Written problem:
In the records below, locate the line containing "Extract all readable text from this page.", then extract it and all following lines exactly, ending with the last line.
═════ Task inputs ═════
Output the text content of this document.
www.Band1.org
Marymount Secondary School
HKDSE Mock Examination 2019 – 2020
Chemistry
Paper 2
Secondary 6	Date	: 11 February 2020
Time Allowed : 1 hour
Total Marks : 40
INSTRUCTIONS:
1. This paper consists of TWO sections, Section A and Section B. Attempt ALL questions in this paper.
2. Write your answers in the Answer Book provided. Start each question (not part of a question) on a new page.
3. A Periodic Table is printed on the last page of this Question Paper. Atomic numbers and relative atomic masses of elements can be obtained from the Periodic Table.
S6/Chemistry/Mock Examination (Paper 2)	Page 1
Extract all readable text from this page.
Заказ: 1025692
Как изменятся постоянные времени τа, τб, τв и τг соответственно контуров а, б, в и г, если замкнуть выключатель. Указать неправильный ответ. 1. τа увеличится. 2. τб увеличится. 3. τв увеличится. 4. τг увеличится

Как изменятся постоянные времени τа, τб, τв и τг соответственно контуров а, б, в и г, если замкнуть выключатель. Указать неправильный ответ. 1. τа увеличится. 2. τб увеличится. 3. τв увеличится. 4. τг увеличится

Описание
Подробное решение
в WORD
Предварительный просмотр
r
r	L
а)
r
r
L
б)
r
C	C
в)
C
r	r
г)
═════
Solved problem:
Extract all readable text from this page.
Заказ: 1025692
Как изменятся постоянные времени τа, τб, τв и τг соответственно контуров а, б, в и г, если замкнуть выключатель. Указать неправильный ответ. 1. τа увеличится. 2. τб увеличится. 3. τв увеличится. 4. τг увеличится

Как изменятся постоянные времени τа, τб, τв и τг соответственно контуров а, б, в и г, если замкнуть выключатель. Указать неправильный ответ. 1. τа увеличится. 2. τб увеличится. 3. τв увеличится. 4. τг увеличится

Описание
Подробное решение
в WORD
Предварительный просмотр
r
r	L
а)
r
r
L
б)
r
C	C
в)
C
r	r
г)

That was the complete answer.